Data entries for graphics:

..........

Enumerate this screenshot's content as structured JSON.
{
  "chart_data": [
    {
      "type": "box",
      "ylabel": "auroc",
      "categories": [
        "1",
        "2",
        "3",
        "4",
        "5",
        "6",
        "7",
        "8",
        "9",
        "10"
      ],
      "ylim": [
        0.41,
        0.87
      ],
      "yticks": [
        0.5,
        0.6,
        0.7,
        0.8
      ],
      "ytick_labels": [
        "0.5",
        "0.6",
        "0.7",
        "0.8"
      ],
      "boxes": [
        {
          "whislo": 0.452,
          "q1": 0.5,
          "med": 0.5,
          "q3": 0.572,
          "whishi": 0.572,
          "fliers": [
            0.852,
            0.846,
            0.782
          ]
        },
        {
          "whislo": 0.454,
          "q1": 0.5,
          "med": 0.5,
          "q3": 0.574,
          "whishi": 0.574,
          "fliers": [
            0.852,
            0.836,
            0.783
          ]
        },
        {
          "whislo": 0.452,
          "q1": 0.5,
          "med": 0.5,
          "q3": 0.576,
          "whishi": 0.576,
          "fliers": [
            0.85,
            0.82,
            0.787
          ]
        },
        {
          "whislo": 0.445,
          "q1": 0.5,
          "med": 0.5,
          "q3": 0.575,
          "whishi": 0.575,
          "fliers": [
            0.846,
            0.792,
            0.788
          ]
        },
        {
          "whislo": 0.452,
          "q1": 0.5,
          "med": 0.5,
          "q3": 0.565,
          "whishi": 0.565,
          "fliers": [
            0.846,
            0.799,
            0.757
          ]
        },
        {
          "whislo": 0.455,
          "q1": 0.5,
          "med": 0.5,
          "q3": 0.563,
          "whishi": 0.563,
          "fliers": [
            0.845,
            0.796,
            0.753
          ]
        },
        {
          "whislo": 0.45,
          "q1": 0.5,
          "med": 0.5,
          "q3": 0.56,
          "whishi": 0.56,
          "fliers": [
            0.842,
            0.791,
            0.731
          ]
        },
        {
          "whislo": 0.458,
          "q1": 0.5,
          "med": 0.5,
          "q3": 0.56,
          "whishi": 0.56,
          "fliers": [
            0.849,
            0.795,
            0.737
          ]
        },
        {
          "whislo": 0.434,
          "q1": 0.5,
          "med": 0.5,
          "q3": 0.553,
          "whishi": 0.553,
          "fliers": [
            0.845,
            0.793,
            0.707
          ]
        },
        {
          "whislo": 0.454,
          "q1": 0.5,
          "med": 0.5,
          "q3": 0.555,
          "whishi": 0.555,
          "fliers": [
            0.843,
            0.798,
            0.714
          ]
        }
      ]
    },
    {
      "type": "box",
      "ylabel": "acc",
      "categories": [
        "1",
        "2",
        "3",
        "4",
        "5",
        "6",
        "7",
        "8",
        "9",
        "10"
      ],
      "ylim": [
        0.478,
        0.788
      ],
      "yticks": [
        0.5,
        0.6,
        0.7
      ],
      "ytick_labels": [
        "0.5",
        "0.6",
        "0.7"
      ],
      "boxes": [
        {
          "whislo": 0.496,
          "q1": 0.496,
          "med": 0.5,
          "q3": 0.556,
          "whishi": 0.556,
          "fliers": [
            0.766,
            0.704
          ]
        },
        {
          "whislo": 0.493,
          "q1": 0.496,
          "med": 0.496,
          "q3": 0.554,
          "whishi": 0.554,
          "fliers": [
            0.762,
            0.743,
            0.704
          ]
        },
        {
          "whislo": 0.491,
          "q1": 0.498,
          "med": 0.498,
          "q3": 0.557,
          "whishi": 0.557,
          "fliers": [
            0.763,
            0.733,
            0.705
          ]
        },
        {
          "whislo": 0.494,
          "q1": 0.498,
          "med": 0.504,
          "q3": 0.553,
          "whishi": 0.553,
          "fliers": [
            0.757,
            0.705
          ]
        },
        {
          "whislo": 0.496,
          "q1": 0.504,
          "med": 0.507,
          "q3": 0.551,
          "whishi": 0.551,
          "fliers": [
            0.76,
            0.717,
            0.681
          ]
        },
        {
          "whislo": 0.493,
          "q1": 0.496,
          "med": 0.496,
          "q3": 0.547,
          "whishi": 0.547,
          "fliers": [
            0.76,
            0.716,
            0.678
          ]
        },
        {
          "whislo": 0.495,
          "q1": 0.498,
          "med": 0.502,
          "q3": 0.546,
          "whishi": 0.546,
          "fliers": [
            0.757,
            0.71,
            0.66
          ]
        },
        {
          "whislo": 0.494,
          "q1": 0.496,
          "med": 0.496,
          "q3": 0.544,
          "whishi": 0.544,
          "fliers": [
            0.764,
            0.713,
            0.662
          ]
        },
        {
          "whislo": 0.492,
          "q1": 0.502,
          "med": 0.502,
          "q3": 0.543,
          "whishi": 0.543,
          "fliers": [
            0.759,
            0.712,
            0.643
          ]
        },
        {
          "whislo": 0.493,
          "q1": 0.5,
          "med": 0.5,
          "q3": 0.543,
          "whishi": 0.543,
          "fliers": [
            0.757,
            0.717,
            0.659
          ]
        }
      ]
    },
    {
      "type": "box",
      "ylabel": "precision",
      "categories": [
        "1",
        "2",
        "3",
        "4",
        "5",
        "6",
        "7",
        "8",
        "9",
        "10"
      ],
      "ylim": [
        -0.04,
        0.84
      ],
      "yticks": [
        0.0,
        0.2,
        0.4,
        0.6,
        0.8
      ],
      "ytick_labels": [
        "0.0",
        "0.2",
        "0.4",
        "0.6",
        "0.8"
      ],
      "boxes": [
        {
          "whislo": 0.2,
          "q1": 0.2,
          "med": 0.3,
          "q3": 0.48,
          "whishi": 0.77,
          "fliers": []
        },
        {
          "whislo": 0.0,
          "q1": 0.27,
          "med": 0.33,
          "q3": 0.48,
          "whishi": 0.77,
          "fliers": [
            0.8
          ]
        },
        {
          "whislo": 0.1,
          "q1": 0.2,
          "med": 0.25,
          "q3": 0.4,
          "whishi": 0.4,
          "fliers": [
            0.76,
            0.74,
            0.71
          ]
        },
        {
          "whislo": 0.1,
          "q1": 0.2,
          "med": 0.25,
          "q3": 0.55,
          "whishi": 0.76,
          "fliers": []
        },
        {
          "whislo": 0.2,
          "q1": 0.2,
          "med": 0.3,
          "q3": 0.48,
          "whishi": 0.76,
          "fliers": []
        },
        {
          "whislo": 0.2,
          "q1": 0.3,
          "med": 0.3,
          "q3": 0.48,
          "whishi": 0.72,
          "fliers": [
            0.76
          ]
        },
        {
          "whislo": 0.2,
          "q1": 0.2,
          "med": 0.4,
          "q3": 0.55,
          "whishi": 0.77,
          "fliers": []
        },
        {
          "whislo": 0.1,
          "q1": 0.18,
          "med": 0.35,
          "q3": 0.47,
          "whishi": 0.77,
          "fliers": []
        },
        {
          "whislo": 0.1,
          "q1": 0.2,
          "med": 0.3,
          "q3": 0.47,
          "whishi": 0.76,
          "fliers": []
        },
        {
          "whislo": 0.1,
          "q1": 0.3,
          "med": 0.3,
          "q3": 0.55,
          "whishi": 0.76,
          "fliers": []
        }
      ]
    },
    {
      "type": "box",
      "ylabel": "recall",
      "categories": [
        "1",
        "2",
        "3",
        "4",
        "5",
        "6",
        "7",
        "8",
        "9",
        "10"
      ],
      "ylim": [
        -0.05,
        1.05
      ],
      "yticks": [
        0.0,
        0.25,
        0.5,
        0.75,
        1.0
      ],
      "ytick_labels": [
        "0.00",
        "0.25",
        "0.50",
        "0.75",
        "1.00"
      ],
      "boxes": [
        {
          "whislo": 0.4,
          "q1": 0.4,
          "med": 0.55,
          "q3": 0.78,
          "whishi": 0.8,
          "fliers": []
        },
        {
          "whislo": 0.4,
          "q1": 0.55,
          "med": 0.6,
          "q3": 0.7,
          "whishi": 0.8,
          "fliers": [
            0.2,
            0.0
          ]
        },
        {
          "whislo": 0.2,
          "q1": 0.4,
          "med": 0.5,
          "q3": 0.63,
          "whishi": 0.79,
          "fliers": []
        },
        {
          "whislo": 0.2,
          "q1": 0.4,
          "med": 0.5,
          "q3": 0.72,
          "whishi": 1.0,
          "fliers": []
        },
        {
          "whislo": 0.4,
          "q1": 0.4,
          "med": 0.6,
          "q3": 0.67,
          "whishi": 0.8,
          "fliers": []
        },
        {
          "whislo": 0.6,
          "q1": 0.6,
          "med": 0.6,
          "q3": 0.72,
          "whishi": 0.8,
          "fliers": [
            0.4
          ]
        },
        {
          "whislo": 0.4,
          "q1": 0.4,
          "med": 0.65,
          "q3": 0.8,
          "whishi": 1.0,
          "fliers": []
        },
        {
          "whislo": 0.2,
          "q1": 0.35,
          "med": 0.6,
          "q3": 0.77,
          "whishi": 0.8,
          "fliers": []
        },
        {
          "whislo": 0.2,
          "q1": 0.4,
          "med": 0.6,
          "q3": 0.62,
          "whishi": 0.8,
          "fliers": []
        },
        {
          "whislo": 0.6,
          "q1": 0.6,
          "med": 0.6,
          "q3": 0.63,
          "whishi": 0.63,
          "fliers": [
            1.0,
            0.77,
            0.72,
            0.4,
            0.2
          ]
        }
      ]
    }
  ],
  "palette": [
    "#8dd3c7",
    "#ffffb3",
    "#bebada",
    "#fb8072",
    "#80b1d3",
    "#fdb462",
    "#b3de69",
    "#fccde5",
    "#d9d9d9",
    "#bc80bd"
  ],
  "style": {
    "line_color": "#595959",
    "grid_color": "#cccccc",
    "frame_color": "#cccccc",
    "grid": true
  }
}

..........

PROBLEM STATEMENT: Out of the material above, gather each line where "ylabel" appears.

TASK ANSWER:
      "ylabel": "auroc",
      "ylabel": "acc",
      "ylabel": "precision",
      "ylabel": "recall",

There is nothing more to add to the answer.